▶ [Aim] Give back the full listing, character for character, with no pictures.

▶ [The records]
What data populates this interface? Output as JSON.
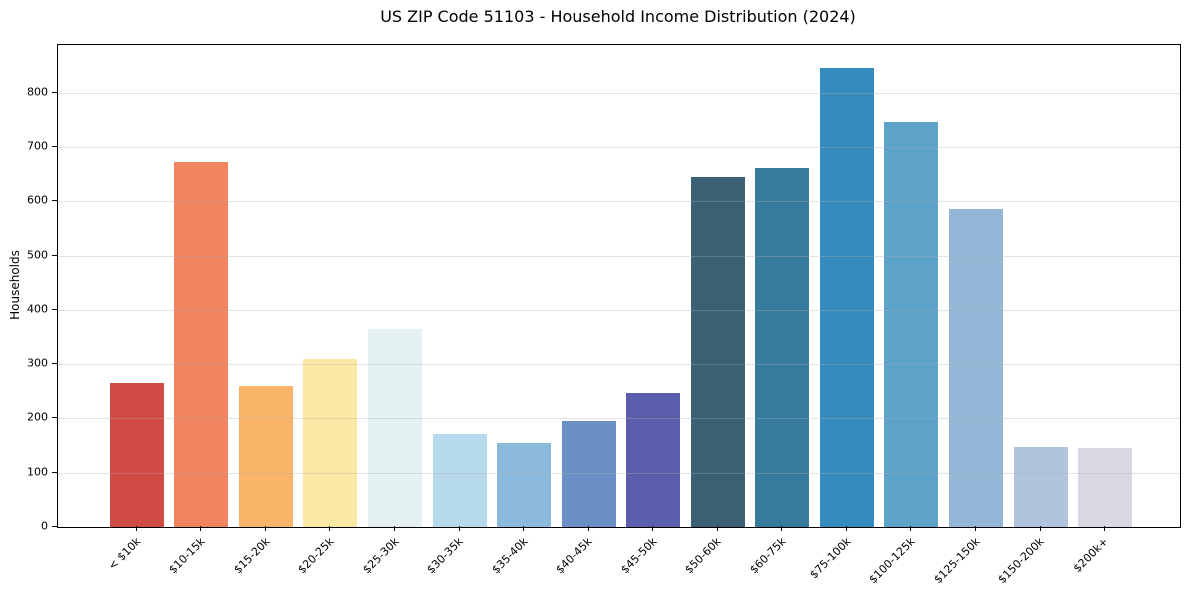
{
  "chart_data": {
    "type": "bar",
    "title": "US ZIP Code 51103 - Household Income Distribution (2024)",
    "xlabel": "",
    "ylabel": "Households",
    "ylim": [
      0,
      888
    ],
    "yticks": [
      0,
      100,
      200,
      300,
      400,
      500,
      600,
      700,
      800
    ],
    "grid": "horizontal",
    "grid_color": "#e9e9e9",
    "axis_color": "#000000",
    "background_color": "#ffffff",
    "legend": "none",
    "categories": [
      "< $10k",
      "$10-15k",
      "$15-20k",
      "$20-25k",
      "$25-30k",
      "$30-35k",
      "$35-40k",
      "$40-45k",
      "$45-50k",
      "$50-60k",
      "$60-75k",
      "$75-100k",
      "$100-125k",
      "$125-150k",
      "$150-200k",
      "$200k+"
    ],
    "values": [
      265,
      672,
      259,
      310,
      365,
      172,
      155,
      196,
      247,
      645,
      662,
      845,
      746,
      585,
      148,
      146
    ],
    "bar_colors": [
      "#d14b45",
      "#f1845f",
      "#f9b46a",
      "#fce8a5",
      "#e3f1f2",
      "#b6d9eb",
      "#8cbadc",
      "#6a8fc4",
      "#5b5ead",
      "#3a6073",
      "#377b9c",
      "#348bbd",
      "#5ea4c9",
      "#93b7d7",
      "#b0c4de",
      "#d8d7e4"
    ]
  }
}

▶ [Full response]
What data populates this interface? Output as JSON.
{
  "chart_data": {
    "type": "bar",
    "title": "US ZIP Code 51103 - Household Income Distribution (2024)",
    "xlabel": "",
    "ylabel": "Households",
    "ylim": [
      0,
      888
    ],
    "yticks": [
      0,
      100,
      200,
      300,
      400,
      500,
      600,
      700,
      800
    ],
    "grid": "horizontal",
    "grid_color": "#e9e9e9",
    "axis_color": "#000000",
    "background_color": "#ffffff",
    "legend": "none",
    "categories": [
      "< $10k",
      "$10-15k",
      "$15-20k",
      "$20-25k",
      "$25-30k",
      "$30-35k",
      "$35-40k",
      "$40-45k",
      "$45-50k",
      "$50-60k",
      "$60-75k",
      "$75-100k",
      "$100-125k",
      "$125-150k",
      "$150-200k",
      "$200k+"
    ],
    "values": [
      265,
      672,
      259,
      310,
      365,
      172,
      155,
      196,
      247,
      645,
      662,
      845,
      746,
      585,
      148,
      146
    ],
    "bar_colors": [
      "#d14b45",
      "#f1845f",
      "#f9b46a",
      "#fce8a5",
      "#e3f1f2",
      "#b6d9eb",
      "#8cbadc",
      "#6a8fc4",
      "#5b5ead",
      "#3a6073",
      "#377b9c",
      "#348bbd",
      "#5ea4c9",
      "#93b7d7",
      "#b0c4de",
      "#d8d7e4"
    ]
  }
}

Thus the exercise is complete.